== Set problem ==
Please print the full listing exactly.

···

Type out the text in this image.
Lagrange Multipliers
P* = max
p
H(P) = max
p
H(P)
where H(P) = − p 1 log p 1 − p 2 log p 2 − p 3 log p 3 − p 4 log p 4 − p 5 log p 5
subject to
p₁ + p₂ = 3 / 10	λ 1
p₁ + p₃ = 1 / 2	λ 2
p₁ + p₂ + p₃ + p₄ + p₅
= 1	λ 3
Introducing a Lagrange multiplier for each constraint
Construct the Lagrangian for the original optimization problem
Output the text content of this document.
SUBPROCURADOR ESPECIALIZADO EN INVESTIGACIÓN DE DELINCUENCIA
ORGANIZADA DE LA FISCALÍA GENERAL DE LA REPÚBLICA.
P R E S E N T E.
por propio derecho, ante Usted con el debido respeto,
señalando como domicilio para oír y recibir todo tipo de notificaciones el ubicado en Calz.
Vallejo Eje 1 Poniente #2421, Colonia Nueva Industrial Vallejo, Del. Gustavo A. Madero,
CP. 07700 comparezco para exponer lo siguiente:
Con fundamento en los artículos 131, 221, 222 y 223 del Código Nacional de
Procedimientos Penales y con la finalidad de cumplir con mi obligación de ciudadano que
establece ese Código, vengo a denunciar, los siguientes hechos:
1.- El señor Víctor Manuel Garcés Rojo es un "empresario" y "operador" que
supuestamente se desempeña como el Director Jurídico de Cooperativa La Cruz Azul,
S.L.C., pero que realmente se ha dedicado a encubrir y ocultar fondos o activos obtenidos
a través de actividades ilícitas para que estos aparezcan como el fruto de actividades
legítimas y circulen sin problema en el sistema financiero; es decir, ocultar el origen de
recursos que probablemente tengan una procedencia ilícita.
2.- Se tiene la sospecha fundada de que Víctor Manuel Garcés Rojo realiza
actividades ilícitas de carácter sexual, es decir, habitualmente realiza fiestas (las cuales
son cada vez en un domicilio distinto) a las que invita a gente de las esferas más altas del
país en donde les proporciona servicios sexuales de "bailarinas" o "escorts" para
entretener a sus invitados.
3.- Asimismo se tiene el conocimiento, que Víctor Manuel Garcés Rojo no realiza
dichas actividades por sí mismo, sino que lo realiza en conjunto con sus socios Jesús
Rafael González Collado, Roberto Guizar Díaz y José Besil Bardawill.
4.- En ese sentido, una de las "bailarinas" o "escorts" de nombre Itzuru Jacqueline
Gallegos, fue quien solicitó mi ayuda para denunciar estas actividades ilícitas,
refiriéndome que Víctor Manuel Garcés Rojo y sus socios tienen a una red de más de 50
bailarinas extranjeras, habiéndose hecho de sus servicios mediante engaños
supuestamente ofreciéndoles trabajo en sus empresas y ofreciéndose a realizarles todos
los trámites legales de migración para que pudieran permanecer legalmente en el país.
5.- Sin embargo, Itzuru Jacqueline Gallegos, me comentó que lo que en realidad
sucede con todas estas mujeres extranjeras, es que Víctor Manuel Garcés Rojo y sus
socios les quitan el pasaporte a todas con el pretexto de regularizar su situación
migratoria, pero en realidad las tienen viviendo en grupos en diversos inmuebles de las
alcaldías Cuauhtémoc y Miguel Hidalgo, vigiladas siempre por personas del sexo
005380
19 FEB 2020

···

== The result ==
Type out the text in this image.
Lagrange Multipliers
P* = max
p
H(P) = max
p
H(P)
where H(P) = − p 1 log p 1 − p 2 log p 2 − p 3 log p 3 − p 4 log p 4 − p 5 log p 5
subject to
p₁ + p₂ = 3 / 10	λ 1
p₁ + p₃ = 1 / 2	λ 2
p₁ + p₂ + p₃ + p₄ + p₅
= 1	λ 3
Introducing a Lagrange multiplier for each constraint
Construct the Lagrangian for the original optimization problem
Output the text content of this document.
SUBPROCURADOR ESPECIALIZADO EN INVESTIGACIÓN DE DELINCUENCIA
ORGANIZADA DE LA FISCALÍA GENERAL DE LA REPÚBLICA.
P R E S E N T E.
por propio derecho, ante Usted con el debido respeto,
señalando como domicilio para oír y recibir todo tipo de notificaciones el ubicado en Calz.
Vallejo Eje 1 Poniente #2421, Colonia Nueva Industrial Vallejo, Del. Gustavo A. Madero,
CP. 07700 comparezco para exponer lo siguiente:
Con fundamento en los artículos 131, 221, 222 y 223 del Código Nacional de
Procedimientos Penales y con la finalidad de cumplir con mi obligación de ciudadano que
establece ese Código, vengo a denunciar, los siguientes hechos:
1.- El señor Víctor Manuel Garcés Rojo es un "empresario" y "operador" que
supuestamente se desempeña como el Director Jurídico de Cooperativa La Cruz Azul,
S.L.C., pero que realmente se ha dedicado a encubrir y ocultar fondos o activos obtenidos
a través de actividades ilícitas para que estos aparezcan como el fruto de actividades
legítimas y circulen sin problema en el sistema financiero; es decir, ocultar el origen de
recursos que probablemente tengan una procedencia ilícita.
2.- Se tiene la sospecha fundada de que Víctor Manuel Garcés Rojo realiza
actividades ilícitas de carácter sexual, es decir, habitualmente realiza fiestas (las cuales
son cada vez en un domicilio distinto) a las que invita a gente de las esferas más altas del
país en donde les proporciona servicios sexuales de "bailarinas" o "escorts" para
entretener a sus invitados.
3.- Asimismo se tiene el conocimiento, que Víctor Manuel Garcés Rojo no realiza
dichas actividades por sí mismo, sino que lo realiza en conjunto con sus socios Jesús
Rafael González Collado, Roberto Guizar Díaz y José Besil Bardawill.
4.- En ese sentido, una de las "bailarinas" o "escorts" de nombre Itzuru Jacqueline
Gallegos, fue quien solicitó mi ayuda para denunciar estas actividades ilícitas,
refiriéndome que Víctor Manuel Garcés Rojo y sus socios tienen a una red de más de 50
bailarinas extranjeras, habiéndose hecho de sus servicios mediante engaños
supuestamente ofreciéndoles trabajo en sus empresas y ofreciéndose a realizarles todos
los trámites legales de migración para que pudieran permanecer legalmente en el país.
5.- Sin embargo, Itzuru Jacqueline Gallegos, me comentó que lo que en realidad
sucede con todas estas mujeres extranjeras, es que Víctor Manuel Garcés Rojo y sus
socios les quitan el pasaporte a todas con el pretexto de regularizar su situación
migratoria, pero en realidad las tienen viviendo en grupos en diversos inmuebles de las
alcaldías Cuauhtémoc y Miguel Hidalgo, vigiladas siempre por personas del sexo
005380
19 FEB 2020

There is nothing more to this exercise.